Stored data:

★ ★ ★

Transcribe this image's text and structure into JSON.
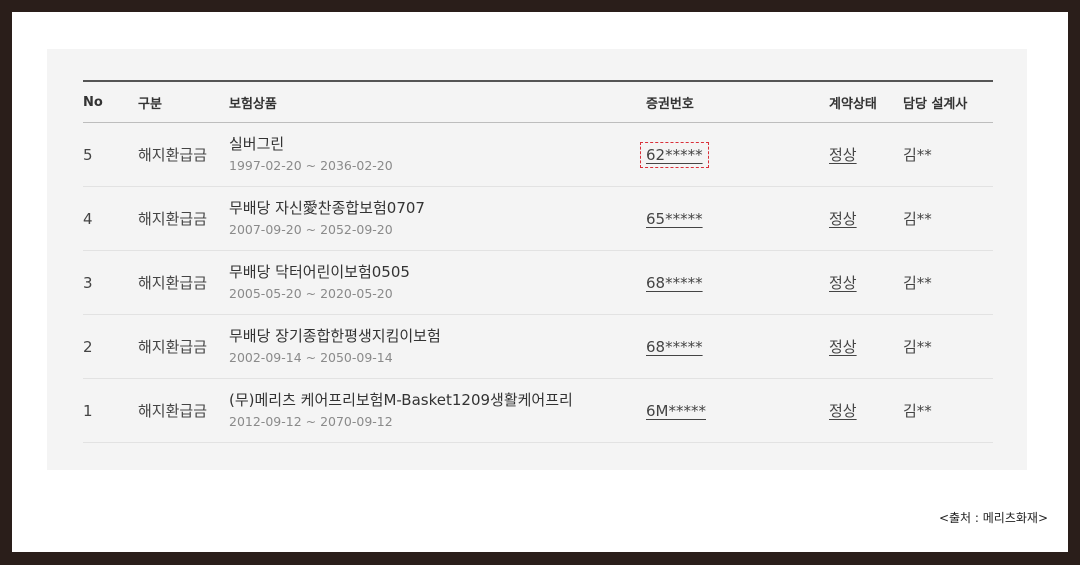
{
  "table": {
    "headers": {
      "no": "No",
      "type": "구분",
      "product": "보험상품",
      "policy_number": "증권번호",
      "status": "계약상태",
      "planner": "담당 설계사"
    },
    "rows": [
      {
        "no": "5",
        "type": "해지환급금",
        "product_name": "실버그린",
        "period": "1997-02-20 ~ 2036-02-20",
        "policy_number": "62*****",
        "status": "정상",
        "planner": "김**",
        "focused": true
      },
      {
        "no": "4",
        "type": "해지환급금",
        "product_name": "무배당 자신愛찬종합보험0707",
        "period": "2007-09-20 ~ 2052-09-20",
        "policy_number": "65*****",
        "status": "정상",
        "planner": "김**",
        "focused": false
      },
      {
        "no": "3",
        "type": "해지환급금",
        "product_name": "무배당 닥터어린이보험0505",
        "period": "2005-05-20 ~ 2020-05-20",
        "policy_number": "68*****",
        "status": "정상",
        "planner": "김**",
        "focused": false
      },
      {
        "no": "2",
        "type": "해지환급금",
        "product_name": "무배당 장기종합한평생지킴이보험",
        "period": "2002-09-14 ~ 2050-09-14",
        "policy_number": "68*****",
        "status": "정상",
        "planner": "김**",
        "focused": false
      },
      {
        "no": "1",
        "type": "해지환급금",
        "product_name": "(무)메리츠 케어프리보험M-Basket1209생활케어프리",
        "period": "2012-09-12 ~ 2070-09-12",
        "policy_number": "6M*****",
        "status": "정상",
        "planner": "김**",
        "focused": false
      }
    ]
  },
  "source_caption": "<출처 : 메리츠화재>",
  "colors": {
    "outer_border": "#2a1e1a",
    "panel_background": "#f4f4f4",
    "focus_outline": "#d9303a"
  }
}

★ ★ ★

Problem description: All of the entries above should be duplicated exactly, except for the pictures.

Task solution:
Transcribe this image's text and structure into JSON.
{
  "table": {
    "headers": {
      "no": "No",
      "type": "구분",
      "product": "보험상품",
      "policy_number": "증권번호",
      "status": "계약상태",
      "planner": "담당 설계사"
    },
    "rows": [
      {
        "no": "5",
        "type": "해지환급금",
        "product_name": "실버그린",
        "period": "1997-02-20 ~ 2036-02-20",
        "policy_number": "62*****",
        "status": "정상",
        "planner": "김**",
        "focused": true
      },
      {
        "no": "4",
        "type": "해지환급금",
        "product_name": "무배당 자신愛찬종합보험0707",
        "period": "2007-09-20 ~ 2052-09-20",
        "policy_number": "65*****",
        "status": "정상",
        "planner": "김**",
        "focused": false
      },
      {
        "no": "3",
        "type": "해지환급금",
        "product_name": "무배당 닥터어린이보험0505",
        "period": "2005-05-20 ~ 2020-05-20",
        "policy_number": "68*****",
        "status": "정상",
        "planner": "김**",
        "focused": false
      },
      {
        "no": "2",
        "type": "해지환급금",
        "product_name": "무배당 장기종합한평생지킴이보험",
        "period": "2002-09-14 ~ 2050-09-14",
        "policy_number": "68*****",
        "status": "정상",
        "planner": "김**",
        "focused": false
      },
      {
        "no": "1",
        "type": "해지환급금",
        "product_name": "(무)메리츠 케어프리보험M-Basket1209생활케어프리",
        "period": "2012-09-12 ~ 2070-09-12",
        "policy_number": "6M*****",
        "status": "정상",
        "planner": "김**",
        "focused": false
      }
    ]
  },
  "source_caption": "<출처 : 메리츠화재>",
  "colors": {
    "outer_border": "#2a1e1a",
    "panel_background": "#f4f4f4",
    "focus_outline": "#d9303a"
  }
}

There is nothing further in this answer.